▸ DO THIS: Take every line from the material that has the word "Summary" in it.
START MATERIAL SHOWN
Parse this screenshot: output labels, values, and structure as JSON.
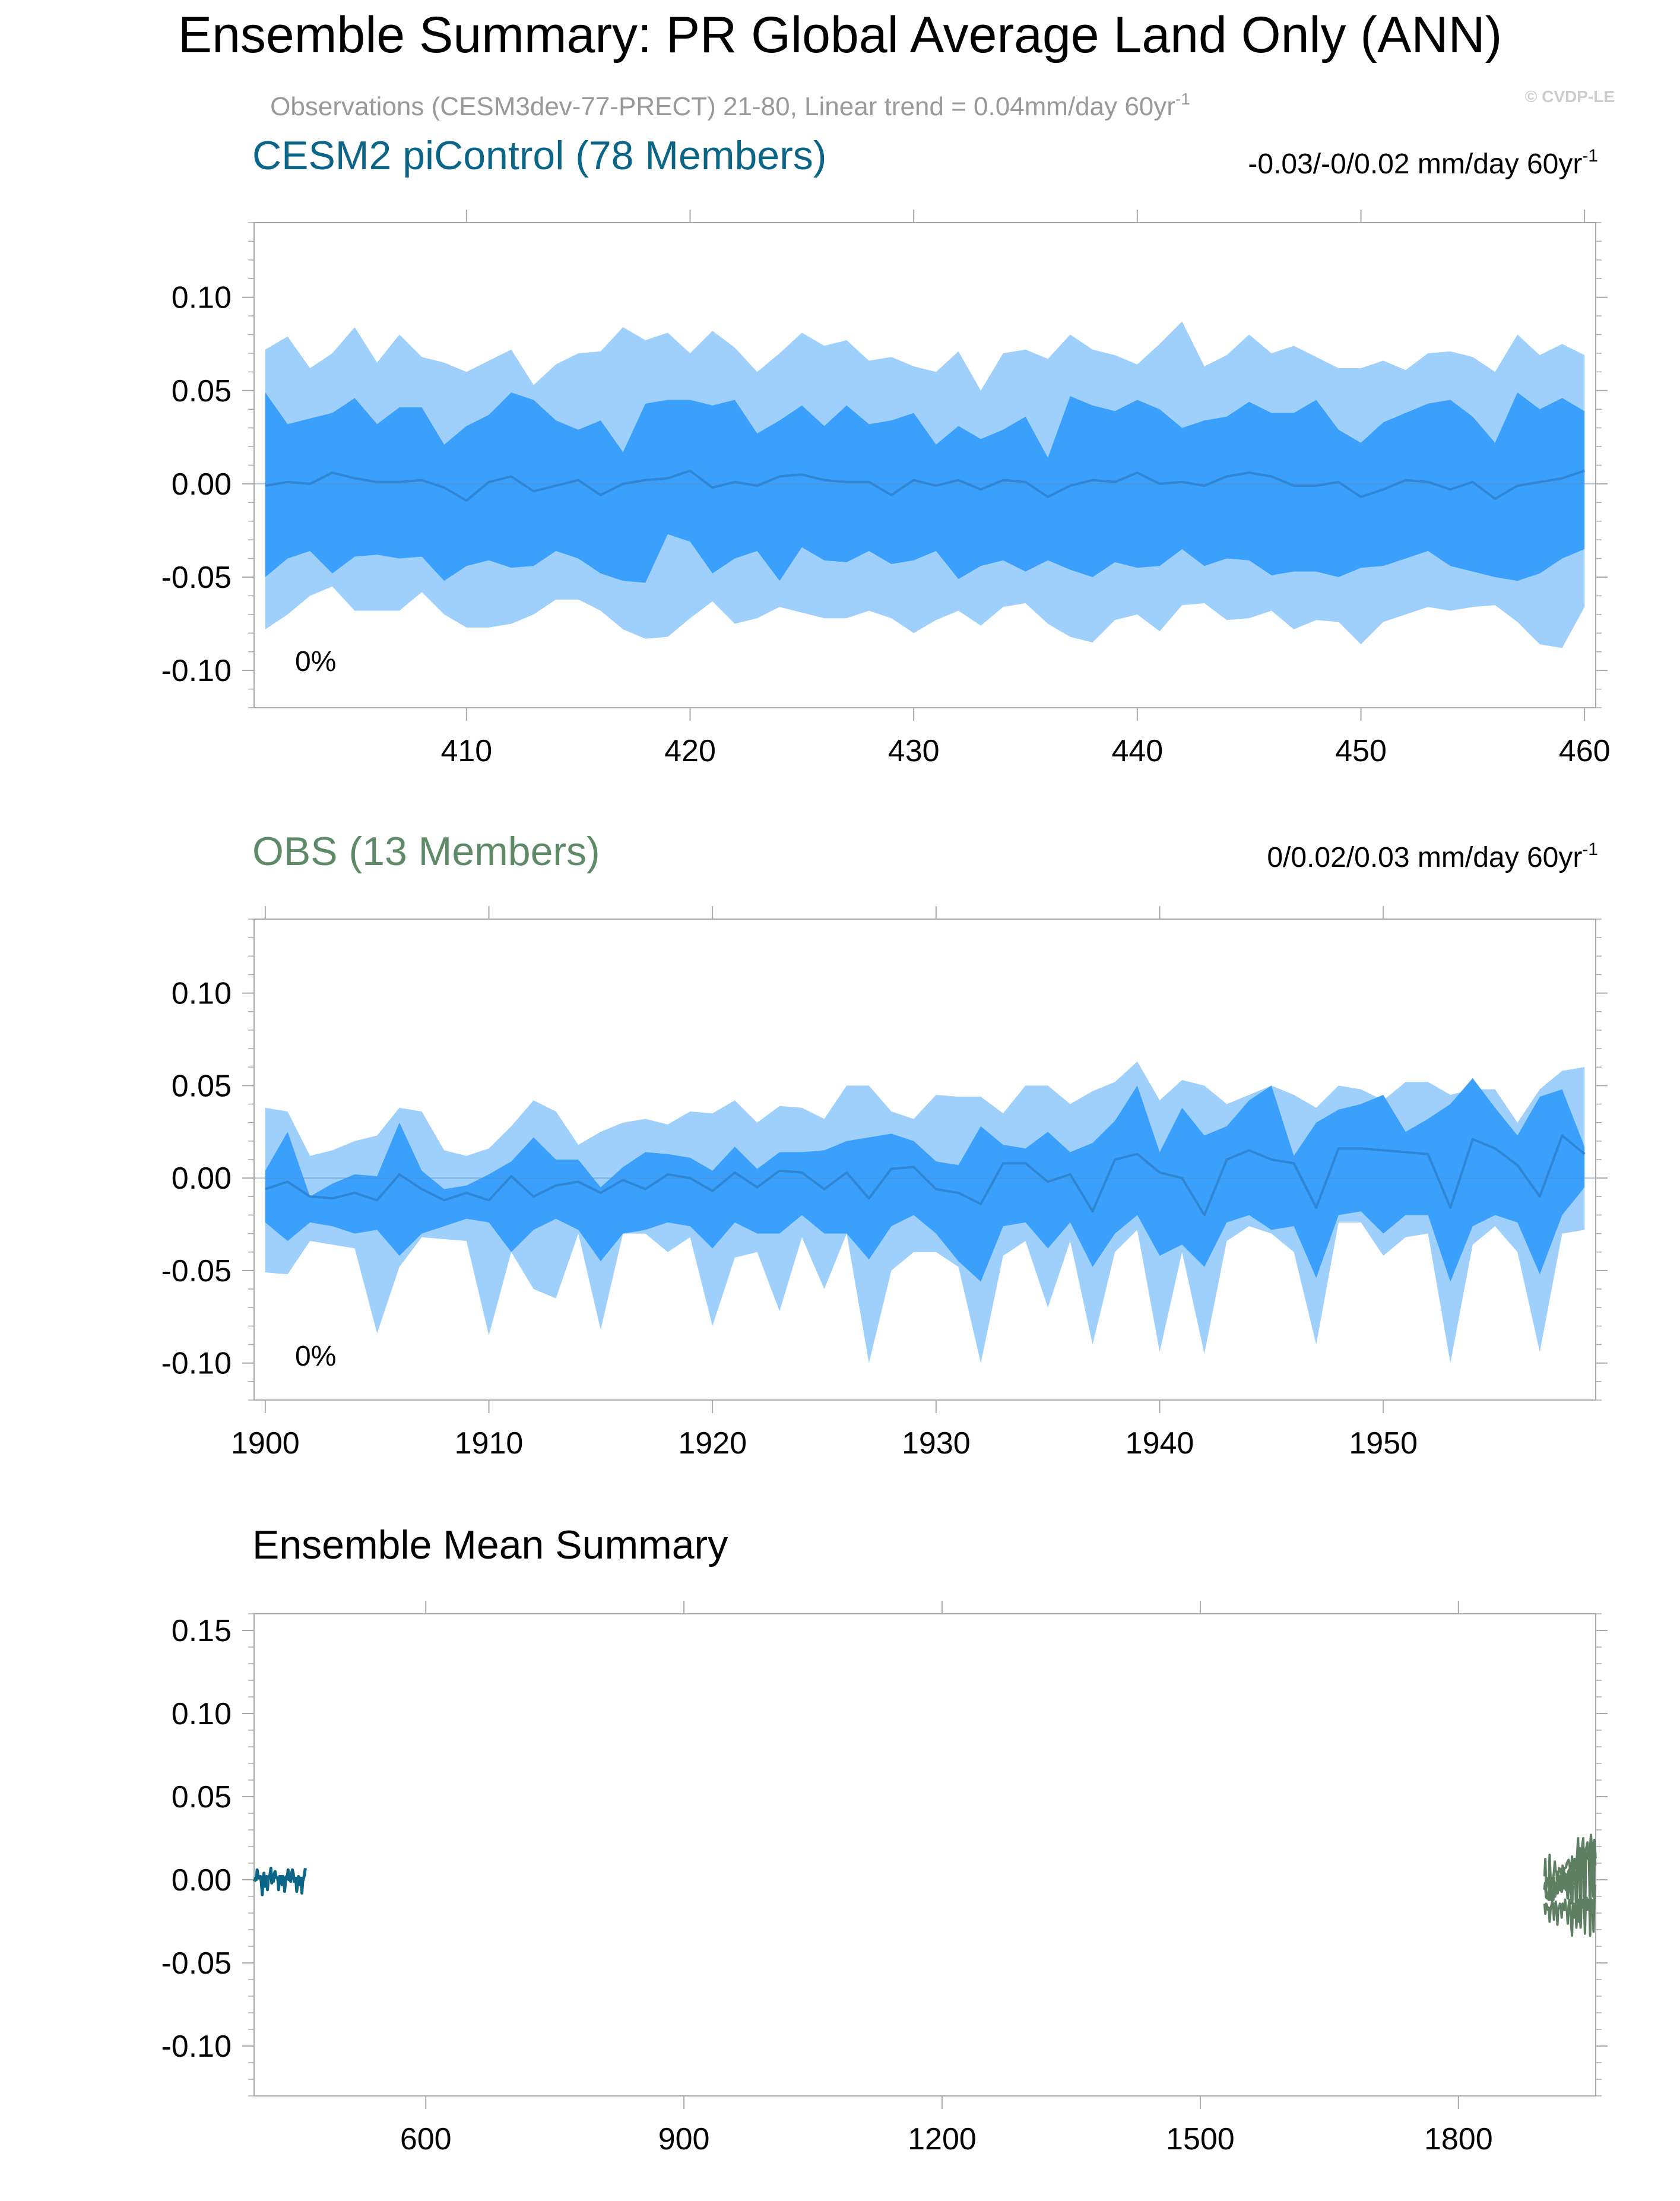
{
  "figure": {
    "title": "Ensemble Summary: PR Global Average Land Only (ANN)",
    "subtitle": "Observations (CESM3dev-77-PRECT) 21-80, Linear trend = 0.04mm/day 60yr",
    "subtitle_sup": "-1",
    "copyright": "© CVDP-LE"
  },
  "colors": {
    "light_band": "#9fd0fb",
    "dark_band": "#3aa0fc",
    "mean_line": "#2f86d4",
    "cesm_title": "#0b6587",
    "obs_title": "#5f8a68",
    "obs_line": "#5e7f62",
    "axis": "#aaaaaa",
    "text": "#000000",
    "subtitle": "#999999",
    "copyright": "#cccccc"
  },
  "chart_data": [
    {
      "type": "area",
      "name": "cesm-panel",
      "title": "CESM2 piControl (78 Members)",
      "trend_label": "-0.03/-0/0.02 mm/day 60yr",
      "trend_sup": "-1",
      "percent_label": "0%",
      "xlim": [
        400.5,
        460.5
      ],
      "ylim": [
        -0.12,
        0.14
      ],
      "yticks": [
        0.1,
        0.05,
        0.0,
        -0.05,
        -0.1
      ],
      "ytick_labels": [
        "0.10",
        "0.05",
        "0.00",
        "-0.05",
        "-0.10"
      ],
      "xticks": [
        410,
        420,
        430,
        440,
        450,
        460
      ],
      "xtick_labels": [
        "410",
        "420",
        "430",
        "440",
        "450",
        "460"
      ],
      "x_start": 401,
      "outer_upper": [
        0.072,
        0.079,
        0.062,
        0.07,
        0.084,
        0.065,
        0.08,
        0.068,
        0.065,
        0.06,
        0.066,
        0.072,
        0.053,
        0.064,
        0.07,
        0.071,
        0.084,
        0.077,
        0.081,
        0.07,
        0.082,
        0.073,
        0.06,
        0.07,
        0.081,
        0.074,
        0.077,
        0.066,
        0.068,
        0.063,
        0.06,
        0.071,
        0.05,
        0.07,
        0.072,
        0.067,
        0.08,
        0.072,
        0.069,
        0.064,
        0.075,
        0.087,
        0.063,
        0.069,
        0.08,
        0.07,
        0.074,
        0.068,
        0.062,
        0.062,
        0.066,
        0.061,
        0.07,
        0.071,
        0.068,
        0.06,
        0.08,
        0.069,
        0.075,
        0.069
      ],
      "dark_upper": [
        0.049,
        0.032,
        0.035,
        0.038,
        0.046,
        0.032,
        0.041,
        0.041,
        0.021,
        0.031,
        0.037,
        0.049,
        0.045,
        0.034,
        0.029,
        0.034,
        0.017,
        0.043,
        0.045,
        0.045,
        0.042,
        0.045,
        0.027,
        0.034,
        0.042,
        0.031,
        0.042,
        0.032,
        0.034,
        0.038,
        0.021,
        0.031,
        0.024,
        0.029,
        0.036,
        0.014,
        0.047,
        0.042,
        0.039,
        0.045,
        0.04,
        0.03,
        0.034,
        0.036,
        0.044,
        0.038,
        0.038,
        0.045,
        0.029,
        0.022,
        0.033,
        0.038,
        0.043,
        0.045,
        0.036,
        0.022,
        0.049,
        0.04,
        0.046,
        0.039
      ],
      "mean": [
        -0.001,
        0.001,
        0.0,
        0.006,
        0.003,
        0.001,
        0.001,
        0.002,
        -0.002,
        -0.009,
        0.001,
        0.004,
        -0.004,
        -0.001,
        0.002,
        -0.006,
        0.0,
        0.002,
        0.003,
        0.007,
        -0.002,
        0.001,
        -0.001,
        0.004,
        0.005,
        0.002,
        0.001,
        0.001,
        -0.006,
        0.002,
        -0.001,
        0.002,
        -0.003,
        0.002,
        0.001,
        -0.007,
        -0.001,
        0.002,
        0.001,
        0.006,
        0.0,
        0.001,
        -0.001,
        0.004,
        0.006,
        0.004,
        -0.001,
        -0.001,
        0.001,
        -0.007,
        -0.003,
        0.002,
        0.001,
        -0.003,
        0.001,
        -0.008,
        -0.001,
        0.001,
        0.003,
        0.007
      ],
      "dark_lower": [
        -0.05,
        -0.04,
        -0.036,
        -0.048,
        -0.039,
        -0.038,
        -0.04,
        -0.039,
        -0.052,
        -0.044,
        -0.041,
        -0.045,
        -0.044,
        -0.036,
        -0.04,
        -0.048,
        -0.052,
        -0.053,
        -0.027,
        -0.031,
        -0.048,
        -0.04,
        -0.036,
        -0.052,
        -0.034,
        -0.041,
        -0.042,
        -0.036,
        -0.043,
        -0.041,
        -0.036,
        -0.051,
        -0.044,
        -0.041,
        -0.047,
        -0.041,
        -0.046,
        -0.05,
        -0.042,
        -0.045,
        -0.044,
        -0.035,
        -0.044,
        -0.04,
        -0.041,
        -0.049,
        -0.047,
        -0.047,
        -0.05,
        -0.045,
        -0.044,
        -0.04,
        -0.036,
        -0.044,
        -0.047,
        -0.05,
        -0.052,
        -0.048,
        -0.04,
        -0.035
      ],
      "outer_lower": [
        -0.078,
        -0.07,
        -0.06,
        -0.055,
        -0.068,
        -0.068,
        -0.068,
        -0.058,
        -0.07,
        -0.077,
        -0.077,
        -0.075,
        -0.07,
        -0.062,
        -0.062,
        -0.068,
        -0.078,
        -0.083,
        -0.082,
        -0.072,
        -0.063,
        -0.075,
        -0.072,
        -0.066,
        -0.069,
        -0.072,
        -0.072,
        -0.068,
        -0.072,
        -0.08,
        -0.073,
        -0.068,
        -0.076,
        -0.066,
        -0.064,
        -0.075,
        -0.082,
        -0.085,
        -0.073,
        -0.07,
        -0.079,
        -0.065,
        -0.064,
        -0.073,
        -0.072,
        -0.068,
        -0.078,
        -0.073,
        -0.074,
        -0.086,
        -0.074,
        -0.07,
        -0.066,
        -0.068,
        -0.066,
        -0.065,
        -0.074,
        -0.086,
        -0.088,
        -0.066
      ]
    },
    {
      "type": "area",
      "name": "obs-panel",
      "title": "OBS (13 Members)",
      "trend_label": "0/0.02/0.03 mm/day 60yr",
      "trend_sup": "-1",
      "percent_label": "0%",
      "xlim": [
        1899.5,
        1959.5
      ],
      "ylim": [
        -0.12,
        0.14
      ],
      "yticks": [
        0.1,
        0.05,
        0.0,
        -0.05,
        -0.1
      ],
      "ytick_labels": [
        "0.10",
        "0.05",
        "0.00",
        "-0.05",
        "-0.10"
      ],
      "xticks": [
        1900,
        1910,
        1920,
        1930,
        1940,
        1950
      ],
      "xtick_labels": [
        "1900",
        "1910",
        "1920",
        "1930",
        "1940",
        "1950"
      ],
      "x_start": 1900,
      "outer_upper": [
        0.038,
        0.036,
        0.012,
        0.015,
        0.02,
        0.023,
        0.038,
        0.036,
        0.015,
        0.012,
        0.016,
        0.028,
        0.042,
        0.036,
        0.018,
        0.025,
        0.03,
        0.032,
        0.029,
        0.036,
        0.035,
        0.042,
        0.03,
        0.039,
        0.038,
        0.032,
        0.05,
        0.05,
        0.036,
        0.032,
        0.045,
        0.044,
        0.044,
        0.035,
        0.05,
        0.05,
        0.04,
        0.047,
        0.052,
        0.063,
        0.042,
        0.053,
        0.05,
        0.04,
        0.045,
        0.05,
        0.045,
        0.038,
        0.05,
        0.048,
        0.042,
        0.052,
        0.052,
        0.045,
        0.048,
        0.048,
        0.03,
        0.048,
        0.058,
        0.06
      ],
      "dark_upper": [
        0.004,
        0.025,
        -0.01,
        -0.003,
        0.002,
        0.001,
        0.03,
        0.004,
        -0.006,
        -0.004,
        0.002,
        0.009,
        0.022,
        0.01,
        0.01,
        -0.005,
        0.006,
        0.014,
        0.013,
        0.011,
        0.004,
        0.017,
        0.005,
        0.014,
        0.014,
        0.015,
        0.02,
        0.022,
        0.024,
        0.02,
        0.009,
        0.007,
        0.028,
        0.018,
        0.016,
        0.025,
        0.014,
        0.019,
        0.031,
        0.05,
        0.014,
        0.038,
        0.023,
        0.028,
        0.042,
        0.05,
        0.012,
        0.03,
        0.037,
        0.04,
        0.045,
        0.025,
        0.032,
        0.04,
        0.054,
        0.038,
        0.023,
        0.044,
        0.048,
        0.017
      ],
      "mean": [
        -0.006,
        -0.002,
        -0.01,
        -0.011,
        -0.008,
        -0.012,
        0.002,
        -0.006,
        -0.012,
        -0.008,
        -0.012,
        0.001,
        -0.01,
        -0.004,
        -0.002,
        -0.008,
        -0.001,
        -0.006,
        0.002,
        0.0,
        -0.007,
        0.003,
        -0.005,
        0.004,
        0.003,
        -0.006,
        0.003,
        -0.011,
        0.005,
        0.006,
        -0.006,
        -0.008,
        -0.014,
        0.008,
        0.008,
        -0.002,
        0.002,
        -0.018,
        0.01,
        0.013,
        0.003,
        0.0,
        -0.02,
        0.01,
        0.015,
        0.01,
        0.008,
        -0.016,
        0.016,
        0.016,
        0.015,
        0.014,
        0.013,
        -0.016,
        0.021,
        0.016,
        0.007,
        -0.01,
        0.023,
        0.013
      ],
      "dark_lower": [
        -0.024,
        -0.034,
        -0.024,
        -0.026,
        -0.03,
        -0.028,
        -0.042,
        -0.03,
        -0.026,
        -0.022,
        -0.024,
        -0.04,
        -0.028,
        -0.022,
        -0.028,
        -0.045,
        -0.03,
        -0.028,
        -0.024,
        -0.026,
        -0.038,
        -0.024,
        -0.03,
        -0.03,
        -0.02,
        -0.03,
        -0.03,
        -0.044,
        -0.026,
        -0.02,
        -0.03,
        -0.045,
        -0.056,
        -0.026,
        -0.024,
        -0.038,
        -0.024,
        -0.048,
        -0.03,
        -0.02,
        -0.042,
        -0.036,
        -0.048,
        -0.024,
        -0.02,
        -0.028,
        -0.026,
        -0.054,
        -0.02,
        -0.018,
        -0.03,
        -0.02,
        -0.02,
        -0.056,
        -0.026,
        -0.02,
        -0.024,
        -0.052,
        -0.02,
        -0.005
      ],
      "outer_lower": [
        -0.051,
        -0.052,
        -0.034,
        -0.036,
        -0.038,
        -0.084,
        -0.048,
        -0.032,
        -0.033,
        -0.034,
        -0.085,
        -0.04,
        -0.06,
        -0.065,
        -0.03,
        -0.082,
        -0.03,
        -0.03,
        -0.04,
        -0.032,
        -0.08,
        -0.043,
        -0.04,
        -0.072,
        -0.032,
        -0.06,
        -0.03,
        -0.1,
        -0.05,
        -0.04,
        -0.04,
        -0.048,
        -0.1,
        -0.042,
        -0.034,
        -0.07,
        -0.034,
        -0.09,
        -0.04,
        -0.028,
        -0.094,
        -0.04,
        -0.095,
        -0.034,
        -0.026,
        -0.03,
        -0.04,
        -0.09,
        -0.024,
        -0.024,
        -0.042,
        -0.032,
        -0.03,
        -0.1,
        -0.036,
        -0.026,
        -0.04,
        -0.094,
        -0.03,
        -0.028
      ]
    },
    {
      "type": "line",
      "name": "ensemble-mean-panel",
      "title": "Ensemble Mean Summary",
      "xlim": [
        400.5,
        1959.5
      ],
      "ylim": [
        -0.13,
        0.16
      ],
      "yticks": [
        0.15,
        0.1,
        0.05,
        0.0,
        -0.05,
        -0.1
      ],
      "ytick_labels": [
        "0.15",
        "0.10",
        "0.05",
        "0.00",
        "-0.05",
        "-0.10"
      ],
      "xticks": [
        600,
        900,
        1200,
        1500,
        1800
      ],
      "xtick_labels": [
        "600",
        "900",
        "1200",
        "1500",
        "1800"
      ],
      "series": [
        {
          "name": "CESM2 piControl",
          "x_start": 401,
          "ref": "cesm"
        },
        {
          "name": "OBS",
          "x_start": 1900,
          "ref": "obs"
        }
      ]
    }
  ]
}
END MATERIAL SHOWN
▸ SOLUTION FOR THIS PROBLEM:
    "title": "Ensemble Summary: PR Global Average Land Only (ANN)",
      "title": "Ensemble Mean Summary",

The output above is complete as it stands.